Reproduce every entry exactly.

Items from a data source
•••
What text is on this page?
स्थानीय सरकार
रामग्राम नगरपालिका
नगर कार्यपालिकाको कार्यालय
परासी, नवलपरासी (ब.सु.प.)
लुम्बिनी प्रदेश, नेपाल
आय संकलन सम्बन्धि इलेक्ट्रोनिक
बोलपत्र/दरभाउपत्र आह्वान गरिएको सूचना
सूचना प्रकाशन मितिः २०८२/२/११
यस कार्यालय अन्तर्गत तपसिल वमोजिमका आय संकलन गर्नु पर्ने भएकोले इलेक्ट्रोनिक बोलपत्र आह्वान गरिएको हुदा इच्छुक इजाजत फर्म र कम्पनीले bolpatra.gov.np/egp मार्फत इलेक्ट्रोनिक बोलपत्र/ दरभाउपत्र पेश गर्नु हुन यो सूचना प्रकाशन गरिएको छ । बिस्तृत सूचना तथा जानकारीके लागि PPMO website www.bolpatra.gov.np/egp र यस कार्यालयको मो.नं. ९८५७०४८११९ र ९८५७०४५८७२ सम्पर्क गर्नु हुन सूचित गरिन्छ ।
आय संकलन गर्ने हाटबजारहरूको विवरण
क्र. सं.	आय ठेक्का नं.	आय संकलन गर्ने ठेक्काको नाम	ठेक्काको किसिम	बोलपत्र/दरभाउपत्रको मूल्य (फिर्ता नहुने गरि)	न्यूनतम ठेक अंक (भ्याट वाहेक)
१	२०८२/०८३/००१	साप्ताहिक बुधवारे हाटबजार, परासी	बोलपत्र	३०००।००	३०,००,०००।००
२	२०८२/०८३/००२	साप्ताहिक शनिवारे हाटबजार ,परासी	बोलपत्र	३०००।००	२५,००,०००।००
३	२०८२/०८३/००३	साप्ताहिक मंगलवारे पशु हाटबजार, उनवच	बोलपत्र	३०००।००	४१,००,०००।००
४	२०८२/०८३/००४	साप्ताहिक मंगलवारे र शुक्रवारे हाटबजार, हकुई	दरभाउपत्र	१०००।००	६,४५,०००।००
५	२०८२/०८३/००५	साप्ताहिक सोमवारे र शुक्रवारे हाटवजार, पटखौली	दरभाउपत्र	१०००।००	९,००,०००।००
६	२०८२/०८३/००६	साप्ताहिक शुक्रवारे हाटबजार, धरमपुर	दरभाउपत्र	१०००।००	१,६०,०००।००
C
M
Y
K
•••
◆ **EXPECTED OUTPUT**:
What text is on this page?
स्थानीय सरकार
रामग्राम नगरपालिका
नगर कार्यपालिकाको कार्यालय
परासी, नवलपरासी (ब.सु.प.)
लुम्बिनी प्रदेश, नेपाल
आय संकलन सम्बन्धि इलेक्ट्रोनिक
बोलपत्र/दरभाउपत्र आह्वान गरिएको सूचना
सूचना प्रकाशन मितिः २०८२/२/११
यस कार्यालय अन्तर्गत तपसिल वमोजिमका आय संकलन गर्नु पर्ने भएकोले इलेक्ट्रोनिक बोलपत्र आह्वान गरिएको हुदा इच्छुक इजाजत फर्म र कम्पनीले bolpatra.gov.np/egp मार्फत इलेक्ट्रोनिक बोलपत्र/ दरभाउपत्र पेश गर्नु हुन यो सूचना प्रकाशन गरिएको छ । बिस्तृत सूचना तथा जानकारीके लागि PPMO website www.bolpatra.gov.np/egp र यस कार्यालयको मो.नं. ९८५७०४८११९ र ९८५७०४५८७२ सम्पर्क गर्नु हुन सूचित गरिन्छ ।
आय संकलन गर्ने हाटबजारहरूको विवरण
क्र. सं.	आय ठेक्का नं.	आय संकलन गर्ने ठेक्काको नाम	ठेक्काको किसिम	बोलपत्र/दरभाउपत्रको मूल्य (फिर्ता नहुने गरि)	न्यूनतम ठेक अंक (भ्याट वाहेक)
१	२०८२/०८३/००१	साप्ताहिक बुधवारे हाटबजार, परासी	बोलपत्र	३०००।००	३०,००,०००।००
२	२०८२/०८३/००२	साप्ताहिक शनिवारे हाटबजार ,परासी	बोलपत्र	३०००।००	२५,००,०००।००
३	२०८२/०८३/००३	साप्ताहिक मंगलवारे पशु हाटबजार, उनवच	बोलपत्र	३०००।००	४१,००,०००।००
४	२०८२/०८३/००४	साप्ताहिक मंगलवारे र शुक्रवारे हाटबजार, हकुई	दरभाउपत्र	१०००।००	६,४५,०००।००
५	२०८२/०८३/००५	साप्ताहिक सोमवारे र शुक्रवारे हाटवजार, पटखौली	दरभाउपत्र	१०००।००	९,००,०००।००
६	२०८२/०८३/००६	साप्ताहिक शुक्रवारे हाटबजार, धरमपुर	दरभाउपत्र	१०००।००	१,६०,०००।००
C
M
Y
K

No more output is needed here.